__Stated problem__: In the entries below, identify every line with the string "功能模板" and copy it.

__Entries supplied__:
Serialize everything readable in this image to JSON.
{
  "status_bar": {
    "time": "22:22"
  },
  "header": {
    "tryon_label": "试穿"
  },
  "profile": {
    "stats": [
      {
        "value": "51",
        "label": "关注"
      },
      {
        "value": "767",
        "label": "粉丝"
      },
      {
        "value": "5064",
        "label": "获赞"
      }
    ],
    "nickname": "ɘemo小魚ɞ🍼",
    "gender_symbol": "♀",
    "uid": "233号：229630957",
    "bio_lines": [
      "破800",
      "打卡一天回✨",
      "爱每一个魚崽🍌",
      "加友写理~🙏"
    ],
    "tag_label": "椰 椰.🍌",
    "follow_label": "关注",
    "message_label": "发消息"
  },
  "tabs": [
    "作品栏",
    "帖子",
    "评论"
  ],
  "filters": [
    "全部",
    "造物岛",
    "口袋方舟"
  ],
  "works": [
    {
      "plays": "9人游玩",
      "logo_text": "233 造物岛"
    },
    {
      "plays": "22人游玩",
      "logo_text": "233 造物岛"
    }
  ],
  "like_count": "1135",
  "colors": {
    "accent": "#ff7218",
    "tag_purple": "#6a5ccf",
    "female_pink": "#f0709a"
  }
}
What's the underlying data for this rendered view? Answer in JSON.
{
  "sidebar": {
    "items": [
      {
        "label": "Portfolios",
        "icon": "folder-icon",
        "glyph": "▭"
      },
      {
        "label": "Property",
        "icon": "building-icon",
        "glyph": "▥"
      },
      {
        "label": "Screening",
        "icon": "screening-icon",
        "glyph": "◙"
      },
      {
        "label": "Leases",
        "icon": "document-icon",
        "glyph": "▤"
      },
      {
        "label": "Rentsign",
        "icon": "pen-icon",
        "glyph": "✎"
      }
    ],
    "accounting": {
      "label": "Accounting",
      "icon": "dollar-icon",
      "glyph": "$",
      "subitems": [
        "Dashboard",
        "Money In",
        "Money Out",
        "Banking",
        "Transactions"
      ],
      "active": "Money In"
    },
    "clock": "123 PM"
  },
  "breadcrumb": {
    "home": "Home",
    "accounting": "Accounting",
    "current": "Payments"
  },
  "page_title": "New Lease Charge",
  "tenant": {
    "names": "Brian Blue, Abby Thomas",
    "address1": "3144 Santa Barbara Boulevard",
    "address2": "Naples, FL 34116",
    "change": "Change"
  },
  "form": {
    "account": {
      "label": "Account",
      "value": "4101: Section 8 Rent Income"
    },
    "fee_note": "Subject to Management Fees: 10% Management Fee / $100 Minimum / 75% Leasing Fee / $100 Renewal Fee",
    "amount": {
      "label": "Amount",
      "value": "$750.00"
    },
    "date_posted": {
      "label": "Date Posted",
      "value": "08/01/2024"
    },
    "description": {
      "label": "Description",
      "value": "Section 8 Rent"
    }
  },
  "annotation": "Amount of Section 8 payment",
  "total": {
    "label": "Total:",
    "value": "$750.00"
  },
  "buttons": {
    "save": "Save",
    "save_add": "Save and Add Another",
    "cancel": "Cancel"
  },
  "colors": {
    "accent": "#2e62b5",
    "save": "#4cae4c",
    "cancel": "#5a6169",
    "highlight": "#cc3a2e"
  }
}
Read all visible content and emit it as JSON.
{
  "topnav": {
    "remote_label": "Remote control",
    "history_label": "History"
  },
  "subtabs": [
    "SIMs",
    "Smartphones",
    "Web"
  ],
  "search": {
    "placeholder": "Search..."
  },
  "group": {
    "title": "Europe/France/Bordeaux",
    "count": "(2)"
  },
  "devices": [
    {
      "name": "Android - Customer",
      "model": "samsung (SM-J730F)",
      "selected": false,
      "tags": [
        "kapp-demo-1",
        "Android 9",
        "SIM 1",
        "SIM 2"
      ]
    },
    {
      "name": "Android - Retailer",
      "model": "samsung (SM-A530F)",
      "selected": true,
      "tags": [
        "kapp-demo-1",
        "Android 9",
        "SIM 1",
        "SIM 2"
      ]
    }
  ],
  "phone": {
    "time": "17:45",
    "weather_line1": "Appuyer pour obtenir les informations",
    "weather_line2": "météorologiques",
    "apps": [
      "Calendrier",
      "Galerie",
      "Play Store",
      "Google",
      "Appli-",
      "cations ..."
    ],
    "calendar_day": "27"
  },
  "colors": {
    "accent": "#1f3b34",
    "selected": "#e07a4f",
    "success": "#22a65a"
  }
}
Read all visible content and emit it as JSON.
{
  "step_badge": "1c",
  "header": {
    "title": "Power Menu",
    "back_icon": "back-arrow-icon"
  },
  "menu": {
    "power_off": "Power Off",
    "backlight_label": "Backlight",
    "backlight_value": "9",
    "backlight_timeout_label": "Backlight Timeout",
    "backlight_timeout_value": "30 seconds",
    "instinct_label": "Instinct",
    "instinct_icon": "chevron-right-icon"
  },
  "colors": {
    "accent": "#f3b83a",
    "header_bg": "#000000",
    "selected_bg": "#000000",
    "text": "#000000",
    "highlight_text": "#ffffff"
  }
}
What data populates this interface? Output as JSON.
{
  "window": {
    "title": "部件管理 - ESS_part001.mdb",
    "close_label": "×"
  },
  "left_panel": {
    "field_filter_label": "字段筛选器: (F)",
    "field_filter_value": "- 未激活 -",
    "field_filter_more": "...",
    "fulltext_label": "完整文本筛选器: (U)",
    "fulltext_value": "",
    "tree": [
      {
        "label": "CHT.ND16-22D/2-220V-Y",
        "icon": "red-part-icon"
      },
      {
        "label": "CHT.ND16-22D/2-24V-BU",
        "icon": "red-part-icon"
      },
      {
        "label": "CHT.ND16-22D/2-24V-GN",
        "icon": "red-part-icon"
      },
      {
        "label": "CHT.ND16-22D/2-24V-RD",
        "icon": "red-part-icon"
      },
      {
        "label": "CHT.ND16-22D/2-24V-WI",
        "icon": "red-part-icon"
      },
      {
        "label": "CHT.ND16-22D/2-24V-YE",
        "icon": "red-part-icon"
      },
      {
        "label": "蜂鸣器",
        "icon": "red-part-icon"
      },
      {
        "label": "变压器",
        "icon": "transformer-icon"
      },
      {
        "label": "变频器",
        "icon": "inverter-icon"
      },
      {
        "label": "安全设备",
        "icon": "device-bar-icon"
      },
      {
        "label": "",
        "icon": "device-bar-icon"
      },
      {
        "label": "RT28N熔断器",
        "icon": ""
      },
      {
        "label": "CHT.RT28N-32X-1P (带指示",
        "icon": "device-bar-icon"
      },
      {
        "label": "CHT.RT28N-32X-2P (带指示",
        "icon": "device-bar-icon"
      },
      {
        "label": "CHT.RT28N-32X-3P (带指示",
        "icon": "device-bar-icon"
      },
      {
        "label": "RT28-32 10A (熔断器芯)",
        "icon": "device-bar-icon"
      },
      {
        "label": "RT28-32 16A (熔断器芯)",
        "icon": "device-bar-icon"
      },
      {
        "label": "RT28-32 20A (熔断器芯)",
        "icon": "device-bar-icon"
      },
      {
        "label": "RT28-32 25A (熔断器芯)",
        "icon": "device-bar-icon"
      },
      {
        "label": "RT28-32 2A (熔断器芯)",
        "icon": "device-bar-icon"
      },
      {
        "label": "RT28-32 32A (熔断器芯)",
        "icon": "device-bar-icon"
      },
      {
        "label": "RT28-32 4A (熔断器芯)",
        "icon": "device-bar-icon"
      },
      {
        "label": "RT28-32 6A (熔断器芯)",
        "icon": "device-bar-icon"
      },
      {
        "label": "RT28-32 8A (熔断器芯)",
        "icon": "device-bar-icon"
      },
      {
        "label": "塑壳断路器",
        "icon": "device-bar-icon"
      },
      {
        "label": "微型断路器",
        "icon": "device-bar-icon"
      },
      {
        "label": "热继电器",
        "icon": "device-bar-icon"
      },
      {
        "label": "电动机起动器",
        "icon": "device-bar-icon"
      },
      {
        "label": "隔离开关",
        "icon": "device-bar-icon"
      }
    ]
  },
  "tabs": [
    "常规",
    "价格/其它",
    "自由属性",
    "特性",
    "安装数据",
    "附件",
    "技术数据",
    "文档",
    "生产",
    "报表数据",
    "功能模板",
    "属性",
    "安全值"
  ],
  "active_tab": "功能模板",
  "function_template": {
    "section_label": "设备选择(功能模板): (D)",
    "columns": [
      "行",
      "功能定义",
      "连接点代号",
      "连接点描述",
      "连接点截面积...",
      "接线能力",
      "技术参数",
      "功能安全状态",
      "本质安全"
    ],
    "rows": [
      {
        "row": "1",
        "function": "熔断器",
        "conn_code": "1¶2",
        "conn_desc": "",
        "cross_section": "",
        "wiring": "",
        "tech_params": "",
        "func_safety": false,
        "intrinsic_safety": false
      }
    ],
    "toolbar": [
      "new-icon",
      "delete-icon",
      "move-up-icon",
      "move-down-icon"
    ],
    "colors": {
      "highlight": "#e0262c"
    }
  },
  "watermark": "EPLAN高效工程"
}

__Exercise solution__:
    "功能模板",
  "active_tab": "功能模板",
    "section_label": "设备选择(功能模板): (D)",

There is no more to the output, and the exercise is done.